(Element location listings)
———
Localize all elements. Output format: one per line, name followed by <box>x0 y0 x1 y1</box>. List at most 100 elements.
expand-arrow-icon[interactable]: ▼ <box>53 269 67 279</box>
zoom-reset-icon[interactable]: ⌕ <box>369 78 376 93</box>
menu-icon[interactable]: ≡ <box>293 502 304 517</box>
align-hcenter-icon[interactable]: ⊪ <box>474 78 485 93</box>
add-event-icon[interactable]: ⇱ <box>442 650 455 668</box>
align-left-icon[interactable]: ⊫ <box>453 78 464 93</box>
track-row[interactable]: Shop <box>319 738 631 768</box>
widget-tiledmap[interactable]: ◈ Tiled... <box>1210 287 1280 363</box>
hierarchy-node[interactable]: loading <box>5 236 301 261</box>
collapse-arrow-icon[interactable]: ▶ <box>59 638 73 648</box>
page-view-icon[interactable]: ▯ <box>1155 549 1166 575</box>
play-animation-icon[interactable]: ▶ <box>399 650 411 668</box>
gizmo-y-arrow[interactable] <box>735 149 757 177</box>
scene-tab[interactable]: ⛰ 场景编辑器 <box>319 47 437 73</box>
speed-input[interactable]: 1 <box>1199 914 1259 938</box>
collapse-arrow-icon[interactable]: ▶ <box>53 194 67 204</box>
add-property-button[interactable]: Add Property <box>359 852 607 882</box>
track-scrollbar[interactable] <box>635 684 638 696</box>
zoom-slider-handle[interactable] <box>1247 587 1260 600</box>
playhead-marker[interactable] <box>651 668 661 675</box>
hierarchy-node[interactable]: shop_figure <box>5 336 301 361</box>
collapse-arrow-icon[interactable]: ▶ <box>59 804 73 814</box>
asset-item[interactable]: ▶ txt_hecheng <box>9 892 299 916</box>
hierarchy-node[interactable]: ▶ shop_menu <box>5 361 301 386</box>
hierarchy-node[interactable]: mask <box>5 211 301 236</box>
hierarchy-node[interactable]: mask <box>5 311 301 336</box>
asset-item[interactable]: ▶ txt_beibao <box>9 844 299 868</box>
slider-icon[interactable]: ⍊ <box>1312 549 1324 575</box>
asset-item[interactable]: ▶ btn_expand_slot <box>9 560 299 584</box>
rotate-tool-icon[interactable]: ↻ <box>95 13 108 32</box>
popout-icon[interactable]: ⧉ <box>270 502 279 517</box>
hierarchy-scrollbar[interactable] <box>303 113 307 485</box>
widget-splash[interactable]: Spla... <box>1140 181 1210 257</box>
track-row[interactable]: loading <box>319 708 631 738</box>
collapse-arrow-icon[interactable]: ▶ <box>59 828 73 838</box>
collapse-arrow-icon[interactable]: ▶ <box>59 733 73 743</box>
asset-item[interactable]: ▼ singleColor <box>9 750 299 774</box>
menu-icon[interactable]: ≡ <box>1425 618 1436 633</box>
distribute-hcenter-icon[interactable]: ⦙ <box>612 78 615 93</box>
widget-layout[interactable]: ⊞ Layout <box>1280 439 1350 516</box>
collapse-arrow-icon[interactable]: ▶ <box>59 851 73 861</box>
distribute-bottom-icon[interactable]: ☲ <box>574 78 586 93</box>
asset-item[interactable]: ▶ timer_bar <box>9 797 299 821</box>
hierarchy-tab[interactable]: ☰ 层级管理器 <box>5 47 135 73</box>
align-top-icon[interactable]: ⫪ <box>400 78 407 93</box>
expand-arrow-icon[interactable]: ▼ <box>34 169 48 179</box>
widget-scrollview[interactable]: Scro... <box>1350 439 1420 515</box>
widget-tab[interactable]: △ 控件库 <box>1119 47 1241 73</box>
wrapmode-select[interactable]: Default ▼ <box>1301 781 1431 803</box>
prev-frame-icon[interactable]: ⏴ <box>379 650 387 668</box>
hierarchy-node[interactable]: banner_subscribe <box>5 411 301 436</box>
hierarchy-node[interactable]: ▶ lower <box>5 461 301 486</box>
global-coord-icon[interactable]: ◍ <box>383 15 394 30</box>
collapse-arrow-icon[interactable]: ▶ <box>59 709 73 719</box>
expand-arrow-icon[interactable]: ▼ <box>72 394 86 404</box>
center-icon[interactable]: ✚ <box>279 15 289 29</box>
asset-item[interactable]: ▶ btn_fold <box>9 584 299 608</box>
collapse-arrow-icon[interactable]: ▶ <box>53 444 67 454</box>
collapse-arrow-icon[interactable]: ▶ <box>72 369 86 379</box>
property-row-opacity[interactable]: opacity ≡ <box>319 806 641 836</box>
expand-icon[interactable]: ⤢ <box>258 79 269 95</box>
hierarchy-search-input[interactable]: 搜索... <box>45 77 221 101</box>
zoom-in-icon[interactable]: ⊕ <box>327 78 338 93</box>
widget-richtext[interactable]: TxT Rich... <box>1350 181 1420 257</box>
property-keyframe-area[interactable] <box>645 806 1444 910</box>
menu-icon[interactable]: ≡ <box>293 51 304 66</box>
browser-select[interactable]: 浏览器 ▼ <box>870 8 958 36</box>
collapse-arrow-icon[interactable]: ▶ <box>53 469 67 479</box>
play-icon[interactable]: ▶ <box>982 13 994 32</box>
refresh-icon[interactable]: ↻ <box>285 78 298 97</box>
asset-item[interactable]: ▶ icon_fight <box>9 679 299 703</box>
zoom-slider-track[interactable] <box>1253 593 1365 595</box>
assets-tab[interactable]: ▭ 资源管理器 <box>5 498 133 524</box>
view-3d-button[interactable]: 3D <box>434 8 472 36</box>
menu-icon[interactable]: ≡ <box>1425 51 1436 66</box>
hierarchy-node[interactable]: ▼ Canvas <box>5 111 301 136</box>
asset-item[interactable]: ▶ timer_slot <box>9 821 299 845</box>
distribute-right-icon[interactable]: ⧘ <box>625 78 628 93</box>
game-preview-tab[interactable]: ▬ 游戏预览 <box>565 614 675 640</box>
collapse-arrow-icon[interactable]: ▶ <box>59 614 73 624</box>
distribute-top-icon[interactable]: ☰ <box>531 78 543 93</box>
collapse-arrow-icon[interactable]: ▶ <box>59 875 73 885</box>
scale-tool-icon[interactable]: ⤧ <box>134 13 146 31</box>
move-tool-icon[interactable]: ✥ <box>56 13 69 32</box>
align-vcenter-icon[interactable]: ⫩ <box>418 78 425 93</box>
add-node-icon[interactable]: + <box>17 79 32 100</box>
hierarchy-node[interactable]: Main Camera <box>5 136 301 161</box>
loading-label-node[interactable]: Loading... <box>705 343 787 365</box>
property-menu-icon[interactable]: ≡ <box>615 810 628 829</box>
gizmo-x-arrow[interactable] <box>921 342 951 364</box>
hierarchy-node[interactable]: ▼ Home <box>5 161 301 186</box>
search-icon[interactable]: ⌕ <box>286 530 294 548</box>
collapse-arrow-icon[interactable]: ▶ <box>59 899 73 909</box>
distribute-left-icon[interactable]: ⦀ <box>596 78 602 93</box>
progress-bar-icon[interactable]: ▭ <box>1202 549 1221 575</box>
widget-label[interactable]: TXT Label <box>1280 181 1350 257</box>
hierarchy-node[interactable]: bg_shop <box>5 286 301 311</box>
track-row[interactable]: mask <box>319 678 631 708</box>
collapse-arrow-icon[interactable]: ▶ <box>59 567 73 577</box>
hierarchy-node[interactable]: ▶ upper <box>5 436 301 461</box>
———
▸ **Task objective**: Render every line of the records above as a JSON list of strings, one string per line, with blank lines left out.

▸ **Solved exercise**:
[
  "Localize all elements. Output format: one per line, name followed by <box>x0 y0 x1 y1</box>. List at most 100 elements.",
  "expand-arrow-icon[interactable]: ▼ <box>53 269 67 279</box>",
  "zoom-reset-icon[interactable]: ⌕ <box>369 78 376 93</box>",
  "menu-icon[interactable]: ≡ <box>293 502 304 517</box>",
  "align-hcenter-icon[interactable]: ⊪ <box>474 78 485 93</box>",
  "add-event-icon[interactable]: ⇱ <box>442 650 455 668</box>",
  "align-left-icon[interactable]: ⊫ <box>453 78 464 93</box>",
  "track-row[interactable]: Shop <box>319 738 631 768</box>",
  "widget-tiledmap[interactable]: ◈ Tiled... <box>1210 287 1280 363</box>",
  "hierarchy-node[interactable]: loading <box>5 236 301 261</box>",
  "collapse-arrow-icon[interactable]: ▶ <box>59 638 73 648</box>",
  "page-view-icon[interactable]: ▯ <box>1155 549 1166 575</box>",
  "play-animation-icon[interactable]: ▶ <box>399 650 411 668</box>",
  "gizmo-y-arrow[interactable] <box>735 149 757 177</box>",
  "scene-tab[interactable]: ⛰ 场景编辑器 <box>319 47 437 73</box>",
  "speed-input[interactable]: 1 <box>1199 914 1259 938</box>",
  "collapse-arrow-icon[interactable]: ▶ <box>53 194 67 204</box>",
  "add-property-button[interactable]: Add Property <box>359 852 607 882</box>",
  "track-scrollbar[interactable] <box>635 684 638 696</box>",
  "zoom-slider-handle[interactable] <box>1247 587 1260 600</box>",
  "playhead-marker[interactable] <box>651 668 661 675</box>",
  "hierarchy-node[interactable]: shop_figure <box>5 336 301 361</box>",
  "collapse-arrow-icon[interactable]: ▶ <box>59 804 73 814</box>",
  "asset-item[interactable]: ▶ txt_hecheng <box>9 892 299 916</box>",
  "hierarchy-node[interactable]: ▶ shop_menu <box>5 361 301 386</box>",
  "hierarchy-node[interactable]: mask <box>5 211 301 236</box>",
  "hierarchy-node[interactable]: mask <box>5 311 301 336</box>",
  "asset-item[interactable]: ▶ txt_beibao <box>9 844 299 868</box>",
  "slider-icon[interactable]: ⍊ <box>1312 549 1324 575</box>",
  "asset-item[interactable]: ▶ btn_expand_slot <box>9 560 299 584</box>",
  "rotate-tool-icon[interactable]: ↻ <box>95 13 108 32</box>",
  "popout-icon[interactable]: ⧉ <box>270 502 279 517</box>",
  "hierarchy-scrollbar[interactable] <box>303 113 307 485</box>",
  "widget-splash[interactable]: Spla... <box>1140 181 1210 257</box>",
  "track-row[interactable]: loading <box>319 708 631 738</box>",
  "collapse-arrow-icon[interactable]: ▶ <box>59 828 73 838</box>",
  "collapse-arrow-icon[interactable]: ▶ <box>59 733 73 743</box>",
  "asset-item[interactable]: ▼ singleColor <box>9 750 299 774</box>",
  "menu-icon[interactable]: ≡ <box>1425 618 1436 633</box>",
  "distribute-hcenter-icon[interactable]: ⦙ <box>612 78 615 93</box>",
  "widget-layout[interactable]: ⊞ Layout <box>1280 439 1350 516</box>",
  "collapse-arrow-icon[interactable]: ▶ <box>59 851 73 861</box>",
  "distribute-bottom-icon[interactable]: ☲ <box>574 78 586 93</box>",
  "asset-item[interactable]: ▶ timer_bar <box>9 797 299 821</box>",
  "hierarchy-tab[interactable]: ☰ 层级管理器 <box>5 47 135 73</box>",
  "align-top-icon[interactable]: ⫪ <box>400 78 407 93</box>",
  "expand-arrow-icon[interactable]: ▼ <box>34 169 48 179</box>",
  "widget-scrollview[interactable]: Scro... <box>1350 439 1420 515</box>",
  "widget-tab[interactable]: △ 控件库 <box>1119 47 1241 73</box>",
  "wrapmode-select[interactable]: Default ▼ <box>1301 781 1431 803</box>",
  "prev-frame-icon[interactable]: ⏴ <box>379 650 387 668</box>",
  "hierarchy-node[interactable]: banner_subscribe <box>5 411 301 436</box>",
  "hierarchy-node[interactable]: ▶ lower <box>5 461 301 486</box>",
  "global-coord-icon[interactable]: ◍ <box>383 15 394 30</box>",
  "collapse-arrow-icon[interactable]: ▶ <box>59 709 73 719</box>",
  "expand-arrow-icon[interactable]: ▼ <box>72 394 86 404</box>",
  "center-icon[interactable]: ✚ <box>279 15 289 29</box>",
  "asset-item[interactable]: ▶ btn_fold <box>9 584 299 608</box>",
  "collapse-arrow-icon[interactable]: ▶ <box>53 444 67 454</box>",
  "collapse-arrow-icon[interactable]: ▶ <box>72 369 86 379</box>",
  "property-row-opacity[interactable]: opacity ≡ <box>319 806 641 836</box>",
  "expand-icon[interactable]: ⤢ <box>258 79 269 95</box>",
  "hierarchy-search-input[interactable]: 搜索... <box>45 77 221 101</box>",
  "zoom-in-icon[interactable]: ⊕ <box>327 78 338 93</box>",
  "widget-richtext[interactable]: TxT Rich... <box>1350 181 1420 257</box>",
  "property-keyframe-area[interactable] <box>645 806 1444 910</box>",
  "menu-icon[interactable]: ≡ <box>293 51 304 66</box>",
  "browser-select[interactable]: 浏览器 ▼ <box>870 8 958 36</box>",
  "collapse-arrow-icon[interactable]: ▶ <box>53 469 67 479</box>",
  "play-icon[interactable]: ▶ <box>982 13 994 32</box>",
  "refresh-icon[interactable]: ↻ <box>285 78 298 97</box>",
  "asset-item[interactable]: ▶ icon_fight <box>9 679 299 703</box>",
  "zoom-slider-track[interactable] <box>1253 593 1365 595</box>",
  "assets-tab[interactable]: ▭ 资源管理器 <box>5 498 133 524</box>",
  "view-3d-button[interactable]: 3D <box>434 8 472 36</box>",
  "menu-icon[interactable]: ≡ <box>1425 51 1436 66</box>",
  "hierarchy-node[interactable]: ▼ Canvas <box>5 111 301 136</box>",
  "asset-item[interactable]: ▶ timer_slot <box>9 821 299 845</box>",
  "distribute-right-icon[interactable]: ⧘ <box>625 78 628 93</box>",
  "game-preview-tab[interactable]: ▬ 游戏预览 <box>565 614 675 640</box>",
  "collapse-arrow-icon[interactable]: ▶ <box>59 614 73 624</box>",
  "distribute-top-icon[interactable]: ☰ <box>531 78 543 93</box>",
  "collapse-arrow-icon[interactable]: ▶ <box>59 875 73 885</box>",
  "scale-tool-icon[interactable]: ⤧ <box>134 13 146 31</box>",
  "move-tool-icon[interactable]: ✥ <box>56 13 69 32</box>",
  "align-vcenter-icon[interactable]: ⫩ <box>418 78 425 93</box>",
  "add-node-icon[interactable]: + <box>17 79 32 100</box>",
  "hierarchy-node[interactable]: Main Camera <box>5 136 301 161</box>",
  "loading-label-node[interactable]: Loading... <box>705 343 787 365</box>",
  "property-menu-icon[interactable]: ≡ <box>615 810 628 829</box>",
  "gizmo-x-arrow[interactable] <box>921 342 951 364</box>",
  "hierarchy-node[interactable]: ▼ Home <box>5 161 301 186</box>",
  "search-icon[interactable]: ⌕ <box>286 530 294 548</box>",
  "collapse-arrow-icon[interactable]: ▶ <box>59 899 73 909</box>",
  "distribute-left-icon[interactable]: ⦀ <box>596 78 602 93</box>",
  "progress-bar-icon[interactable]: ▭ <box>1202 549 1221 575</box>",
  "widget-label[interactable]: TXT Label <box>1280 181 1350 257</box>",
  "hierarchy-node[interactable]: bg_shop <box>5 286 301 311</box>",
  "track-row[interactable]: mask <box>319 678 631 708</box>",
  "collapse-arrow-icon[interactable]: ▶ <box>59 567 73 577</box>",
  "hierarchy-node[interactable]: ▶ upper <box>5 436 301 461</box>"
]